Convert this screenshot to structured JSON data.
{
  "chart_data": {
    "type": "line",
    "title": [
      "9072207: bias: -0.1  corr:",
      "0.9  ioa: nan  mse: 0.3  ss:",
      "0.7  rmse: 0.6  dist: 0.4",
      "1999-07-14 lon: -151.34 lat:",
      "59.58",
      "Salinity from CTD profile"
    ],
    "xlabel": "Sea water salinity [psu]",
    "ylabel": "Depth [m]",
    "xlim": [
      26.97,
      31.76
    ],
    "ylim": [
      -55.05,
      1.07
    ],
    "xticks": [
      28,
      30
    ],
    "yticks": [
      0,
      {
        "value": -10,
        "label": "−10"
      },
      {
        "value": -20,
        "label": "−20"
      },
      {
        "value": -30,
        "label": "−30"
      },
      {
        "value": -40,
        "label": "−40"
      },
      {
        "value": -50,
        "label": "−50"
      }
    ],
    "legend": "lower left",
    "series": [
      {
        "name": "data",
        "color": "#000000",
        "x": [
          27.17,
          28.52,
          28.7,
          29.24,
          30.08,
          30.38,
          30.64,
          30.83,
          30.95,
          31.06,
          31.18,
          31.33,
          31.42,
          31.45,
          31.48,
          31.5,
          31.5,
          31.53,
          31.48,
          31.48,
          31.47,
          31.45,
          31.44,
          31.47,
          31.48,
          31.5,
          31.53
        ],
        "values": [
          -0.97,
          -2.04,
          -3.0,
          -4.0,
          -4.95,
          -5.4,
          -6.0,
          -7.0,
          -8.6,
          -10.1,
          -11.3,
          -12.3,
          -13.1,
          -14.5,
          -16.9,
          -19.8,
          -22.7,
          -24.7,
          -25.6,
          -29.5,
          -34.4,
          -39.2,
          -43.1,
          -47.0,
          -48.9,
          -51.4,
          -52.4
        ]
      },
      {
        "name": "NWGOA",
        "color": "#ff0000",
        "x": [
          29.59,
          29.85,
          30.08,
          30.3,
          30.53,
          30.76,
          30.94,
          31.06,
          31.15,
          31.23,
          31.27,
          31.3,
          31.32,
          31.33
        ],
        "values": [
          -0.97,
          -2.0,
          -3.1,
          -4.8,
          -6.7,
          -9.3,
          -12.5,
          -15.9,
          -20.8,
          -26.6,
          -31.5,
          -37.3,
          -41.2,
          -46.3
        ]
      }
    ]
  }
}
---
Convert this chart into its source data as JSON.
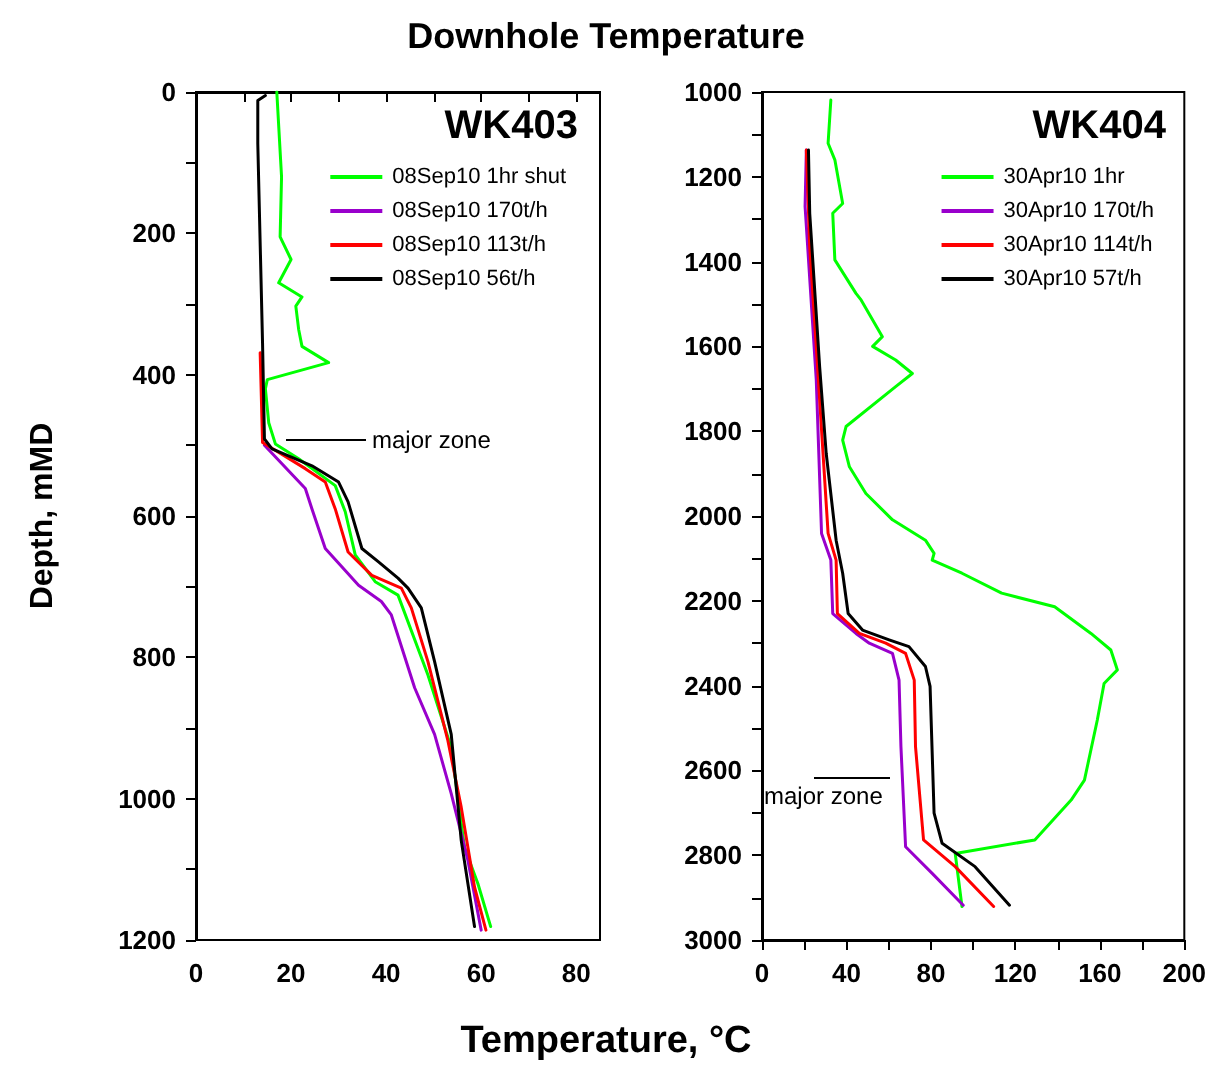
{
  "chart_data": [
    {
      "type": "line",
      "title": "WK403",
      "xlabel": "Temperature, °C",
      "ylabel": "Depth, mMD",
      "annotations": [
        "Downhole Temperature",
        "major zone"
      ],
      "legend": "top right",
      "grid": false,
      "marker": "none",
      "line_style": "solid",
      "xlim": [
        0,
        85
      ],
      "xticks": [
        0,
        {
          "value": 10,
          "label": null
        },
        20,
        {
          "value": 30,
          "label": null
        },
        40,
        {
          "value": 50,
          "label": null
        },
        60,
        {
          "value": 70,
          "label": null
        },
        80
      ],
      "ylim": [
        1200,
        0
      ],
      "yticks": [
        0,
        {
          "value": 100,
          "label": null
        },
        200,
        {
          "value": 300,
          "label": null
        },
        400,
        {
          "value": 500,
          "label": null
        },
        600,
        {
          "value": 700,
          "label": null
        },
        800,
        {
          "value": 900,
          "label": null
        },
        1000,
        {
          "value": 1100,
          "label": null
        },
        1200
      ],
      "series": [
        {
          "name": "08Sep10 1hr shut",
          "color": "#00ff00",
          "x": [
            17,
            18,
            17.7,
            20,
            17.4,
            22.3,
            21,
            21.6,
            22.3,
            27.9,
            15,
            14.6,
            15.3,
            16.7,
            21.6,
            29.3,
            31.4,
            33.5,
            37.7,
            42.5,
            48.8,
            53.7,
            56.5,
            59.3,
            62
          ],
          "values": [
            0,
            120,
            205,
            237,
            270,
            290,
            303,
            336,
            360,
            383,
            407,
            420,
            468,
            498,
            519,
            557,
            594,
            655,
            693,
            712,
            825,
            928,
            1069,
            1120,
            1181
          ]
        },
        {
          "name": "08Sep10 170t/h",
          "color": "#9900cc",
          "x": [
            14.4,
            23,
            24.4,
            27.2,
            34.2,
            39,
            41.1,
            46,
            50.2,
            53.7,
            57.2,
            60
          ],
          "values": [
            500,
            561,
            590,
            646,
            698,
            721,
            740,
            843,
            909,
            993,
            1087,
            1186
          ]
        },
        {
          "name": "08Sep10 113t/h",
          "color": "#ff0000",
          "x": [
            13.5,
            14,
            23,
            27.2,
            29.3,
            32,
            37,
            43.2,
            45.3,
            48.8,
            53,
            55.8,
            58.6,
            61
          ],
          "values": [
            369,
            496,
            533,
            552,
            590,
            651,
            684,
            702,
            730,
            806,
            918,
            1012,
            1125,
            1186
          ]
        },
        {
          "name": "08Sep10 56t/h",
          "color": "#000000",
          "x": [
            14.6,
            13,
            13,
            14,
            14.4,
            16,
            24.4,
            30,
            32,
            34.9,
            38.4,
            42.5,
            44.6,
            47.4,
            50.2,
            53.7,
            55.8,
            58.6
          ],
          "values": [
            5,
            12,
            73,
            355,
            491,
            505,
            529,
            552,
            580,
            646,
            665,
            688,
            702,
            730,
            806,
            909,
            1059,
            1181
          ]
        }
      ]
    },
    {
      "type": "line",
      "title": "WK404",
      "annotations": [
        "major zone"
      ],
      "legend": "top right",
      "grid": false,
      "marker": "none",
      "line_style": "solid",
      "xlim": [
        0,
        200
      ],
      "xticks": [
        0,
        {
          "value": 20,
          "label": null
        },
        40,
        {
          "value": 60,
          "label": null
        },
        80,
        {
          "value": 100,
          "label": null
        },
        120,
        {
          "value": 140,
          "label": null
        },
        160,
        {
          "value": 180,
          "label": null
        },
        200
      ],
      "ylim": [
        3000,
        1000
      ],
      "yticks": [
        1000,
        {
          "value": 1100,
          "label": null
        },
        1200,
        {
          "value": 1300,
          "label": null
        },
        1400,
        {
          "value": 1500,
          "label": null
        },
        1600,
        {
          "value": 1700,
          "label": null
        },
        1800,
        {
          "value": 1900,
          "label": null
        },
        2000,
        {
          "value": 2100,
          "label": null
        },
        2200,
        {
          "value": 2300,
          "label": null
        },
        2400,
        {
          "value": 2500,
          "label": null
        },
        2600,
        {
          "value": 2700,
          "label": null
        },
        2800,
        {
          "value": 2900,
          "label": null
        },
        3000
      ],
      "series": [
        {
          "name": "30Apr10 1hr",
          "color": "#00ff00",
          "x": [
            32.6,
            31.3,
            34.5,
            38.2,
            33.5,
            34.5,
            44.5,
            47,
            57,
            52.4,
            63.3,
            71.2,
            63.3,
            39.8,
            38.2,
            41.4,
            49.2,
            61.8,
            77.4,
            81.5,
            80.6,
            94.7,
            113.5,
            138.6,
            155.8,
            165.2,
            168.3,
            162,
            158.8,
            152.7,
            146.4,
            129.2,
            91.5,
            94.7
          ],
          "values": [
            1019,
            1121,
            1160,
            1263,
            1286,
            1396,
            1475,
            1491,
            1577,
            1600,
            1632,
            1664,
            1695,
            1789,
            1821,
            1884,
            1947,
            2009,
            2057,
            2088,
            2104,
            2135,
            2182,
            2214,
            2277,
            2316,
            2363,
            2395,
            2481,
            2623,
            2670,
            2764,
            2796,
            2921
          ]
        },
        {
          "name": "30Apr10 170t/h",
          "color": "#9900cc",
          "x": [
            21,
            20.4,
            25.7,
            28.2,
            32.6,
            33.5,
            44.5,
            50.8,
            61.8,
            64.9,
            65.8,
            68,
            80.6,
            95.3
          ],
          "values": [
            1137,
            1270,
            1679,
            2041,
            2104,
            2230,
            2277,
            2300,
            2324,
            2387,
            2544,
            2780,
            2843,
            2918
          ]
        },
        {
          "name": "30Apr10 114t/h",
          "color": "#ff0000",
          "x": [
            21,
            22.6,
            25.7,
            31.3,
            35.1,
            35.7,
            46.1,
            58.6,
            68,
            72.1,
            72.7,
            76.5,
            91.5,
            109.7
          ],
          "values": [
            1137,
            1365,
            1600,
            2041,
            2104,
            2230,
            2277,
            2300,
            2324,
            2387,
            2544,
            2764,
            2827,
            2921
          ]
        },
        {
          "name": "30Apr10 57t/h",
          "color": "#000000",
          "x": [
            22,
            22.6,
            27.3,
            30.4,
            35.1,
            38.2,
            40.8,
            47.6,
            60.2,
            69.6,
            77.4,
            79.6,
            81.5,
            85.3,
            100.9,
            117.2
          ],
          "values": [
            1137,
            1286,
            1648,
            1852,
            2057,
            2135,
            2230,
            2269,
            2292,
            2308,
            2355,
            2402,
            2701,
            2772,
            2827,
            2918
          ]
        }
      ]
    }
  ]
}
---
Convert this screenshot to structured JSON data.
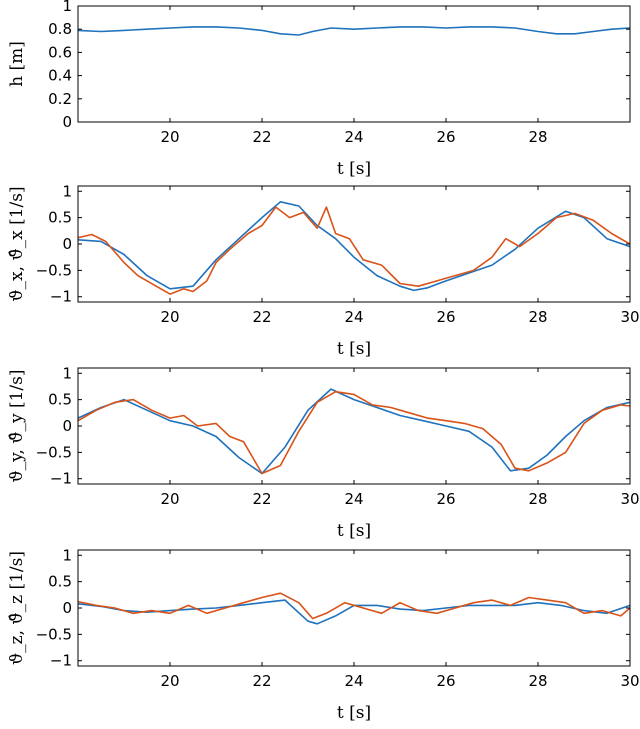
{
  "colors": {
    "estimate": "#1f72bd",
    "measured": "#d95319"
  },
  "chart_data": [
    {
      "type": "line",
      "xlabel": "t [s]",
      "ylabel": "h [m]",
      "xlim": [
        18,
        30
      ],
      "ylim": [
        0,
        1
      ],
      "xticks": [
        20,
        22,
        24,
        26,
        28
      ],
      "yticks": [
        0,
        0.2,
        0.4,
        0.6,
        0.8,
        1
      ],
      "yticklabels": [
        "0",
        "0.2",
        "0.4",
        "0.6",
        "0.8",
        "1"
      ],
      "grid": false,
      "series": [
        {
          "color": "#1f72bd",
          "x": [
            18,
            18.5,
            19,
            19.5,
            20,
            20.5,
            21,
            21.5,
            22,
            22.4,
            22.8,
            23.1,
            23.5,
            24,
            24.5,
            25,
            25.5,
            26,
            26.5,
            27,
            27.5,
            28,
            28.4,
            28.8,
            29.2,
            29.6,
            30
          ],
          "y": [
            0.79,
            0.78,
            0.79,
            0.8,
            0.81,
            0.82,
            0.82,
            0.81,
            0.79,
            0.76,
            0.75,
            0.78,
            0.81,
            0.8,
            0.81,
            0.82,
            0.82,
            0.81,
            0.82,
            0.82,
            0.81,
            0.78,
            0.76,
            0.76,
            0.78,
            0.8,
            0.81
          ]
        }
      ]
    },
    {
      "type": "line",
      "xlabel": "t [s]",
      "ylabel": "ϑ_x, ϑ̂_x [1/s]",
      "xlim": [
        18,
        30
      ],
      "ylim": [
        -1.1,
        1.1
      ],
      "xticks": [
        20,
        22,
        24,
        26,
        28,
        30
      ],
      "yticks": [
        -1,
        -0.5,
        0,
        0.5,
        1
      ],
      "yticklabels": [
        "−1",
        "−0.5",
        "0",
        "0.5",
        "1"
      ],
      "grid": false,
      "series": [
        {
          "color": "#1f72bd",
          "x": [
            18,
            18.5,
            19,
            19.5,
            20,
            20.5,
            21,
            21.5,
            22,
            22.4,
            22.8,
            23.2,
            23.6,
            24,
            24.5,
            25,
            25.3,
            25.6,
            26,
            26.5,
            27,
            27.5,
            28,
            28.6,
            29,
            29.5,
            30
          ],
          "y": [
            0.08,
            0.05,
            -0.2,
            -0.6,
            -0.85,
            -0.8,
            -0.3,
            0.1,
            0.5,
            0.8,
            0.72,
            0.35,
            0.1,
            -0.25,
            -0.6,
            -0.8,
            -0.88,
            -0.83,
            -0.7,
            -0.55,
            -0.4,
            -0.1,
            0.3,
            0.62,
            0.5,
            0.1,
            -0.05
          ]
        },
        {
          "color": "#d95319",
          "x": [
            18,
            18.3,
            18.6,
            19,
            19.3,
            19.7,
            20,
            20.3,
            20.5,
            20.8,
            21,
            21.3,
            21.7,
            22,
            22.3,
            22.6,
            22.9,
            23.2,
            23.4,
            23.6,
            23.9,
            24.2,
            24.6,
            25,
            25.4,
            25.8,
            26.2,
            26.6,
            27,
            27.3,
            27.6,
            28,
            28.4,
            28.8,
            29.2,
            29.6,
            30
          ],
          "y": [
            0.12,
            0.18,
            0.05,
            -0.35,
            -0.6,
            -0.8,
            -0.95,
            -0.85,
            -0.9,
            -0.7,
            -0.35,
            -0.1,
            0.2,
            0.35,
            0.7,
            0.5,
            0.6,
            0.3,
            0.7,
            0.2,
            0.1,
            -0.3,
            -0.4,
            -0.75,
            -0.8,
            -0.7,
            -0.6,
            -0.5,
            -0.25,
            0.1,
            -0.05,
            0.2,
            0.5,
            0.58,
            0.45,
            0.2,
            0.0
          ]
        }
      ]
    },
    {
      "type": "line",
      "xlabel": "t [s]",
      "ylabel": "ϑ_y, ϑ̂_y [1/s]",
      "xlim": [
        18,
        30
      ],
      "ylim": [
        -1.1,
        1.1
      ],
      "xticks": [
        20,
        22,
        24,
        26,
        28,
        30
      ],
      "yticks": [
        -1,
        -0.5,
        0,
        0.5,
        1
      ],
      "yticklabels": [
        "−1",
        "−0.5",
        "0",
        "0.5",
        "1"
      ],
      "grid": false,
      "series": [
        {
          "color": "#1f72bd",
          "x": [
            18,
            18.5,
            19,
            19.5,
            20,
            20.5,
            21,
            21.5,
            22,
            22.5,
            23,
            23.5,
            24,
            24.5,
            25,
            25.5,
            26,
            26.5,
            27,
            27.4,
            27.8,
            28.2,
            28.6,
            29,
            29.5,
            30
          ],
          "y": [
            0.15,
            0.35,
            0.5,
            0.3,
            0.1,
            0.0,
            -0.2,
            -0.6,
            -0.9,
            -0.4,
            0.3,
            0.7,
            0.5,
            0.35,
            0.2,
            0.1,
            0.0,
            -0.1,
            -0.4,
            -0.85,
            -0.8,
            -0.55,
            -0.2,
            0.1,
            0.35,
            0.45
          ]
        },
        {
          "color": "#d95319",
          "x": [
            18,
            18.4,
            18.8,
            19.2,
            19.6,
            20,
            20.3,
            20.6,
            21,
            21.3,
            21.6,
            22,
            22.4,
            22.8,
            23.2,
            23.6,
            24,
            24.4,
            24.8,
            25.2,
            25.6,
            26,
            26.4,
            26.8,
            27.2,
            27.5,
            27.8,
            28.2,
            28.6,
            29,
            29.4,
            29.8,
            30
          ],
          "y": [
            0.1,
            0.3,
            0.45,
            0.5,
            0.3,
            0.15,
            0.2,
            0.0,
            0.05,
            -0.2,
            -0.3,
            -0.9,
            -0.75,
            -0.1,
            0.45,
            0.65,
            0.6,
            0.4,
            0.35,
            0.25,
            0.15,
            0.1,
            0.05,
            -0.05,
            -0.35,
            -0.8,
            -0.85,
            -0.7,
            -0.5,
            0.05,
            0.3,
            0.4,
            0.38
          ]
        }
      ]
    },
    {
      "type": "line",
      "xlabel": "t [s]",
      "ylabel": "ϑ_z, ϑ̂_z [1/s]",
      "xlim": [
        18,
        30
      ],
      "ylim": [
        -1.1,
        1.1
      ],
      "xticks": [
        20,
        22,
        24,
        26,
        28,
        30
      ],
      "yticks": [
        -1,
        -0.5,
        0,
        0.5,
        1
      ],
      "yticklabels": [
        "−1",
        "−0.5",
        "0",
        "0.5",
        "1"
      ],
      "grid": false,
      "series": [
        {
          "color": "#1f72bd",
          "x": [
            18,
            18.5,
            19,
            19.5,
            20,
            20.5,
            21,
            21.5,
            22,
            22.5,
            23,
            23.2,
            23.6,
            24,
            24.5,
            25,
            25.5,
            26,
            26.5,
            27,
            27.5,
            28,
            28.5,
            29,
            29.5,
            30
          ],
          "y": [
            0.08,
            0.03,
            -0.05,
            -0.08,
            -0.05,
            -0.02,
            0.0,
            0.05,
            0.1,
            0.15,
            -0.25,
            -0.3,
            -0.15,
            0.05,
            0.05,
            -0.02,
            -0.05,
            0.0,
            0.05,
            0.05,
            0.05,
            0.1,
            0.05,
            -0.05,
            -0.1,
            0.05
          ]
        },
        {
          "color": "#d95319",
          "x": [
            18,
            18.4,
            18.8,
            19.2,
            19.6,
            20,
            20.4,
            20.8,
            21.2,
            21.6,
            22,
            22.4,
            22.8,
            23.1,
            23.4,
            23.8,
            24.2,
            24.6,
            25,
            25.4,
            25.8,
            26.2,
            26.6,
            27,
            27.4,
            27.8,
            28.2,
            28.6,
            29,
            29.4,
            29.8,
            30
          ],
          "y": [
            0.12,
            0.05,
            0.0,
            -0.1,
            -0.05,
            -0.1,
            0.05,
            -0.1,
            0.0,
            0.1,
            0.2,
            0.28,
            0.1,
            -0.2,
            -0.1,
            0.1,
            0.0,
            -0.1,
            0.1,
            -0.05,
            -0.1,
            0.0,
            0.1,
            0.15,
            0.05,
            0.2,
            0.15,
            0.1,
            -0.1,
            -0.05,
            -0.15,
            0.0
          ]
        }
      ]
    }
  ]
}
---
What is being asked: Gather every line containing the word "ylabel" and copy it.

Complete response:
    "ylabel": "Depth [m]",
      "ylabel": "Depth, mMD",
      "ylabel": "h [m]",
      "ylabel": "ϑ_x, ϑ̂_x [1/s]",
      "ylabel": "ϑ_y, ϑ̂_y [1/s]",
      "ylabel": "ϑ_z, ϑ̂_z [1/s]",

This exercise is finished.